→ Exercise prompt
Would you pull out every line of the material that contains the string "私人股权公司"?

***** Dataset content *****

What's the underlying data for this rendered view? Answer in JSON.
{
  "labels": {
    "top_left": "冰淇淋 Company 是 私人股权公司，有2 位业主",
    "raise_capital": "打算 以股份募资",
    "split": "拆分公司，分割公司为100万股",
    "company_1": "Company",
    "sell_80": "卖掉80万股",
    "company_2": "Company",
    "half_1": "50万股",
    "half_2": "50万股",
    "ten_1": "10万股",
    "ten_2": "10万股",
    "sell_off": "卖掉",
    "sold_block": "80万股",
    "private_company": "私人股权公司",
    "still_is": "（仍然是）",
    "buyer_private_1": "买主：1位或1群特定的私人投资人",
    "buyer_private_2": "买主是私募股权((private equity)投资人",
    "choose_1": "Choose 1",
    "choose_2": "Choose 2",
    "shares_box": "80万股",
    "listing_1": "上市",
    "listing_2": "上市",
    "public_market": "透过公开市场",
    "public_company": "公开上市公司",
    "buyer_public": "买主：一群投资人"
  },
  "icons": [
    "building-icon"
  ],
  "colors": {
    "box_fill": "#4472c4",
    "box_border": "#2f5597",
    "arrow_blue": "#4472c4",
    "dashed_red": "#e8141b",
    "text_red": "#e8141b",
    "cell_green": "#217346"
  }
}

*****

→ Solution
    "top_left": "冰淇淋 Company 是 私人股权公司，有2 位业主",
    "private_company": "私人股权公司",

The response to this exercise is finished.